Directions | Exactly repeat the full listing that follows.

Data supplied |
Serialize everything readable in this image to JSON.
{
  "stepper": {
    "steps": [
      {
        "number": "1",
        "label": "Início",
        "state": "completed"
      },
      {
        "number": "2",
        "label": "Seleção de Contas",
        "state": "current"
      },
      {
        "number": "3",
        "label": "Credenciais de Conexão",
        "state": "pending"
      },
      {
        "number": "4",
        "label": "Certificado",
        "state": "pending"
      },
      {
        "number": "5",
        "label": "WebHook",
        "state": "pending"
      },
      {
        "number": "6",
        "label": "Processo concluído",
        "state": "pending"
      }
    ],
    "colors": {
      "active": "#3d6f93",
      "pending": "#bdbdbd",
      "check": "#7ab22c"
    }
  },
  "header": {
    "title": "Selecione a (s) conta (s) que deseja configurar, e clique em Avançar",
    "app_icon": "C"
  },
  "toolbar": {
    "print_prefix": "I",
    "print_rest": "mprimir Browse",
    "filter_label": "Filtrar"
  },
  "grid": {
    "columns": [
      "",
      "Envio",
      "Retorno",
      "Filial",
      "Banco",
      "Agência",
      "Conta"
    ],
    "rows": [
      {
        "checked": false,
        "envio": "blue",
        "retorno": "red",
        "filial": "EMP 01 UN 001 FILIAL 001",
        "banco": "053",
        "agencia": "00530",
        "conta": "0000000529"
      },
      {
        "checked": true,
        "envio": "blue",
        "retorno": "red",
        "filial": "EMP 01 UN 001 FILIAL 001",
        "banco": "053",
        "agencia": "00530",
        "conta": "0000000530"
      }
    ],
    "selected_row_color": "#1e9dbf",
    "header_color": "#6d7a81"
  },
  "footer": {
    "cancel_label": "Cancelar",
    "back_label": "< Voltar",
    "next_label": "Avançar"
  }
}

Solution below |
Serialize everything readable in this image to JSON.
{
  "stepper": {
    "steps": [
      {
        "number": "1",
        "label": "Início",
        "state": "completed"
      },
      {
        "number": "2",
        "label": "Seleção de Contas",
        "state": "current"
      },
      {
        "number": "3",
        "label": "Credenciais de Conexão",
        "state": "pending"
      },
      {
        "number": "4",
        "label": "Certificado",
        "state": "pending"
      },
      {
        "number": "5",
        "label": "WebHook",
        "state": "pending"
      },
      {
        "number": "6",
        "label": "Processo concluído",
        "state": "pending"
      }
    ],
    "colors": {
      "active": "#3d6f93",
      "pending": "#bdbdbd",
      "check": "#7ab22c"
    }
  },
  "header": {
    "title": "Selecione a (s) conta (s) que deseja configurar, e clique em Avançar",
    "app_icon": "C"
  },
  "toolbar": {
    "print_prefix": "I",
    "print_rest": "mprimir Browse",
    "filter_label": "Filtrar"
  },
  "grid": {
    "columns": [
      "",
      "Envio",
      "Retorno",
      "Filial",
      "Banco",
      "Agência",
      "Conta"
    ],
    "rows": [
      {
        "checked": false,
        "envio": "blue",
        "retorno": "red",
        "filial": "EMP 01 UN 001 FILIAL 001",
        "banco": "053",
        "agencia": "00530",
        "conta": "0000000529"
      },
      {
        "checked": true,
        "envio": "blue",
        "retorno": "red",
        "filial": "EMP 01 UN 001 FILIAL 001",
        "banco": "053",
        "agencia": "00530",
        "conta": "0000000530"
      }
    ],
    "selected_row_color": "#1e9dbf",
    "header_color": "#6d7a81"
  },
  "footer": {
    "cancel_label": "Cancelar",
    "back_label": "< Voltar",
    "next_label": "Avançar"
  }
}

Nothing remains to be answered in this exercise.